BRIEF ->
In the entries, find all lines that hold the word "Cumulative" and copy them.

┄┄┄┄┄┄┄┄┄┄

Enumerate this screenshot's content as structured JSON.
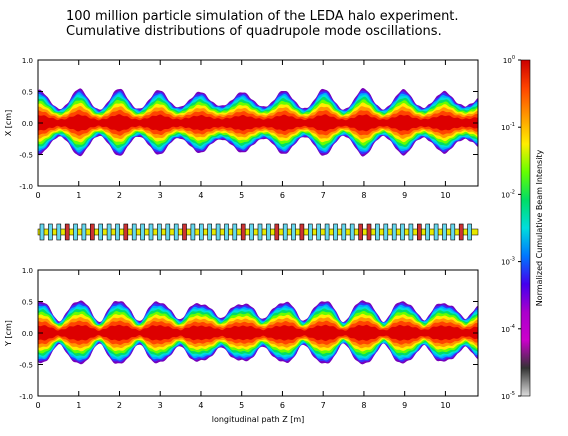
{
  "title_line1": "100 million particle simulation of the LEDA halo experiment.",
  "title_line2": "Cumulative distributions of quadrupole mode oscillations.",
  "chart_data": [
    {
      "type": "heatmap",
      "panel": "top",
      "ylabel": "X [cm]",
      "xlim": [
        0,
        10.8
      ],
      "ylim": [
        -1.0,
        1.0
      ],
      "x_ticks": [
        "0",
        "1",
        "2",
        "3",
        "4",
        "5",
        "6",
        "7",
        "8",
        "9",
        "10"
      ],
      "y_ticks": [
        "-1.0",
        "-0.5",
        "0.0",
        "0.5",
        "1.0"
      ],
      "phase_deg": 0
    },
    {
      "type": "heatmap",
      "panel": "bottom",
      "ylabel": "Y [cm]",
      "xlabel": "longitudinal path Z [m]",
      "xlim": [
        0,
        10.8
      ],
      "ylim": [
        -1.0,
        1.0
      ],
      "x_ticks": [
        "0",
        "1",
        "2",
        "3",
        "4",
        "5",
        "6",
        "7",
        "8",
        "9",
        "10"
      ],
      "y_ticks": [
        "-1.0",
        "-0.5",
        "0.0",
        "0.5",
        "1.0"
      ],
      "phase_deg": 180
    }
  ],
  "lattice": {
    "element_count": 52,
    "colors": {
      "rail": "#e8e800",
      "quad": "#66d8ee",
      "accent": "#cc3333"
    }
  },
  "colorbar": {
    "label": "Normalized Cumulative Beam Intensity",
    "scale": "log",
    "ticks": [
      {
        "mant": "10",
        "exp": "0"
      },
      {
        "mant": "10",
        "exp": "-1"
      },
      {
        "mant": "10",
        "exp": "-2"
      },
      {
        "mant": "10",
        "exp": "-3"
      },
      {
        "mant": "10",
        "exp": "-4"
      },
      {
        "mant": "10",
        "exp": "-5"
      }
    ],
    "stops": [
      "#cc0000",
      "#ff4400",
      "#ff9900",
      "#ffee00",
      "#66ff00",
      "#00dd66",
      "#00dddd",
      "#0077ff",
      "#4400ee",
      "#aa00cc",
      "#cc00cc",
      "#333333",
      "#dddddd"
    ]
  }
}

┄┄┄┄┄┄┄┄┄┄

ANSWER TO THIS TASK ->
  "title_line2": "Cumulative distributions of quadrupole mode oscillations.",
    "label": "Normalized Cumulative Beam Intensity",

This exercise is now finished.